* **Directions for this task**: What is the number of lines holding the word "report"? Write that number and nothing else.

-- Begin --

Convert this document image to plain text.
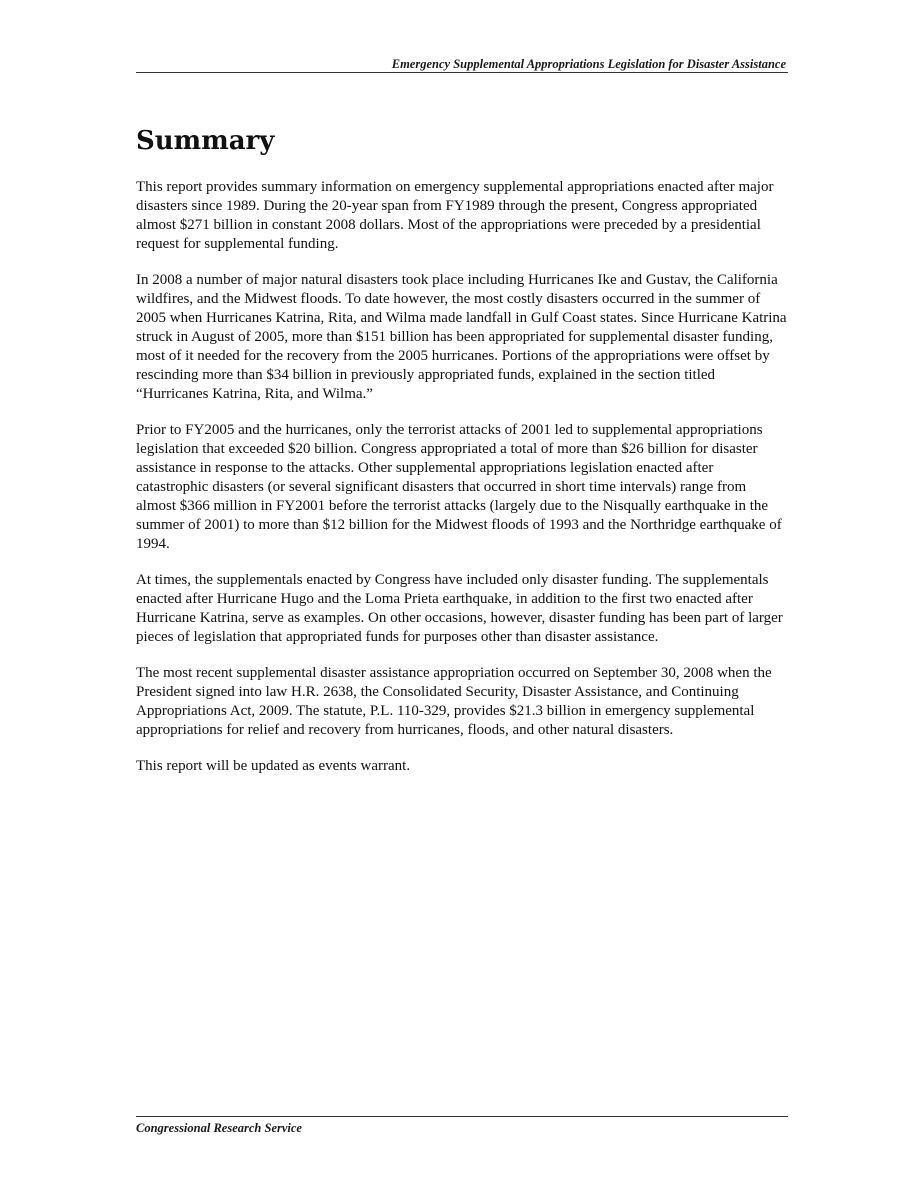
Emergency Supplemental Appropriations Legislation for Disaster Assistance
Summary

This report provides summary information on emergency supplemental appropriations enacted after major disasters since 1989. During the 20-year span from FY1989 through the present, Congress appropriated almost $271 billion in constant 2008 dollars. Most of the appropriations were preceded by a presidential request for supplemental funding.

In 2008 a number of major natural disasters took place including Hurricanes Ike and Gustav, the California wildfires, and the Midwest floods. To date however, the most costly disasters occurred in the summer of 2005 when Hurricanes Katrina, Rita, and Wilma made landfall in Gulf Coast states. Since Hurricane Katrina struck in August of 2005, more than $151 billion has been appropriated for supplemental disaster funding, most of it needed for the recovery from the 2005 hurricanes. Portions of the appropriations were offset by rescinding more than $34 billion in previously appropriated funds, explained in the section titled “Hurricanes Katrina, Rita, and Wilma.”

Prior to FY2005 and the hurricanes, only the terrorist attacks of 2001 led to supplemental appropriations legislation that exceeded $20 billion. Congress appropriated a total of more than $26 billion for disaster assistance in response to the attacks. Other supplemental appropriations legislation enacted after catastrophic disasters (or several significant disasters that occurred in short time intervals) range from almost $366 million in FY2001 before the terrorist attacks (largely due to the Nisqually earthquake in the summer of 2001) to more than $12 billion for the Midwest floods of 1993 and the Northridge earthquake of 1994.

At times, the supplementals enacted by Congress have included only disaster funding. The supplementals enacted after Hurricane Hugo and the Loma Prieta earthquake, in addition to the first two enacted after Hurricane Katrina, serve as examples. On other occasions, however, disaster funding has been part of larger pieces of legislation that appropriated funds for purposes other than disaster assistance.

The most recent supplemental disaster assistance appropriation occurred on September 30, 2008 when the President signed into law H.R. 2638, the Consolidated Security, Disaster Assistance, and Continuing Appropriations Act, 2009. The statute, P.L. 110-329, provides $21.3 billion in emergency supplemental appropriations for relief and recovery from hurricanes, floods, and other natural disasters.

This report will be updated as events warrant.

Congressional Research Service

-- End --

* **Output of the exercise**: 2